Exercise directions >>
Search the material for the word "связи" and copy each line that holds it.

━━━━━━━━━━━━━━━━━━━━━━━━━━━━━━

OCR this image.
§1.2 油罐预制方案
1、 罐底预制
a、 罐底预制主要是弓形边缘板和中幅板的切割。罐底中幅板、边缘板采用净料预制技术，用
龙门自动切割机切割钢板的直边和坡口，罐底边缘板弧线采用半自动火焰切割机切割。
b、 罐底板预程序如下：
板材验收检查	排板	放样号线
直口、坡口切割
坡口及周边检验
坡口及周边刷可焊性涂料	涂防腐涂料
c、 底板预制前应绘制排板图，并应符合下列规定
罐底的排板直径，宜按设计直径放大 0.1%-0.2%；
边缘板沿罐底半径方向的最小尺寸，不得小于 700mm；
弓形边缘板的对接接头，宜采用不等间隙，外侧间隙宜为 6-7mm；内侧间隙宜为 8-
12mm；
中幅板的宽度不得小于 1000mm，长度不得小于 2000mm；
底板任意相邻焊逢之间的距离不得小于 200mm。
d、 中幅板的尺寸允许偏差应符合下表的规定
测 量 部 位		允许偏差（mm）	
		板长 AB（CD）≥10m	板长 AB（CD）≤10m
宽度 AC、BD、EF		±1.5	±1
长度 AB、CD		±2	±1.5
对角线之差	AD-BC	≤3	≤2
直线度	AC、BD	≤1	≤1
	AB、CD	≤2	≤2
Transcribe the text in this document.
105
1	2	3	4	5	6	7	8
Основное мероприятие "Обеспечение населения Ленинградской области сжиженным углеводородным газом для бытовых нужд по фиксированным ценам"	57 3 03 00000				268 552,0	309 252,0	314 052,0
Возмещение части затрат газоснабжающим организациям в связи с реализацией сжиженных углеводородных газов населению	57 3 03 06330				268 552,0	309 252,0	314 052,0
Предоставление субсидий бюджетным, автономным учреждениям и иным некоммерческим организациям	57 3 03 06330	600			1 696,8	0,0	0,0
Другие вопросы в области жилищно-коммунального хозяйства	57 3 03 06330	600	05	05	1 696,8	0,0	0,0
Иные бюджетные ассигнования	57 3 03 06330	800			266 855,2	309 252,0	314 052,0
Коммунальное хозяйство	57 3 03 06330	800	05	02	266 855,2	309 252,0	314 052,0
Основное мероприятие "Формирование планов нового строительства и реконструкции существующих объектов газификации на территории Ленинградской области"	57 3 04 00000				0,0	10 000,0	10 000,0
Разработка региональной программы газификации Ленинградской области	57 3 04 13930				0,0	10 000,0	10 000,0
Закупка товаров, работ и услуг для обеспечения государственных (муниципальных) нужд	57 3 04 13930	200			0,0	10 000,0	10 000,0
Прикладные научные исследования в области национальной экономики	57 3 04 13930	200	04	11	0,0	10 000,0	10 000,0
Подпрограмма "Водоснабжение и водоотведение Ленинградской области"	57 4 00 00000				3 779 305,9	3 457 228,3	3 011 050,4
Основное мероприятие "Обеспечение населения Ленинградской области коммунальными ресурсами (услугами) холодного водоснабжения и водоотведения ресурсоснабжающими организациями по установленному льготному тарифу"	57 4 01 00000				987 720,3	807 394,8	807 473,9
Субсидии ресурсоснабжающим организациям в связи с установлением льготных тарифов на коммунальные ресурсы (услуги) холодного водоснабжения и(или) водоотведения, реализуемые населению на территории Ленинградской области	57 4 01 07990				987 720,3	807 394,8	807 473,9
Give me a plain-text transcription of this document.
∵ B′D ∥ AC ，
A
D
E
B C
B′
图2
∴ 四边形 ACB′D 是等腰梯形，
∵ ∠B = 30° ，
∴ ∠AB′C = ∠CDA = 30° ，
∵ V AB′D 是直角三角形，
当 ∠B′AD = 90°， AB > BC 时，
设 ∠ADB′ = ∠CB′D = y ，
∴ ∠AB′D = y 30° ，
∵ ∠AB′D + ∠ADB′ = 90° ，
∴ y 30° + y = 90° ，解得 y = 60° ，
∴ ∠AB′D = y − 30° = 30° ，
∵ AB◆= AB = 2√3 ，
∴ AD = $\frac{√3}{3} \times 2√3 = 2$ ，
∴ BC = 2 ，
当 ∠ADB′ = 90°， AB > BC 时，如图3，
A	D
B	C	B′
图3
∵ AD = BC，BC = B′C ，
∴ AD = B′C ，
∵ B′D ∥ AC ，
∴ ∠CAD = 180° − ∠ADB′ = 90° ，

━━━━━━━━━━━━━━━━━━━━━━━━━━━━━━

Exercise response >>
Возмещение части затрат газоснабжающим организациям в связи с реализацией сжиженных углеводородных газов населению	57 3 03 06330				268 552,0	309 252,0	314 052,0
Субсидии ресурсоснабжающим организациям в связи с установлением льготных тарифов на коммунальные ресурсы (услуги) холодного водоснабжения и(или) водоотведения, реализуемые населению на территории Ленинградской области	57 4 01 07990				987 720,3	807 394,8	807 473,9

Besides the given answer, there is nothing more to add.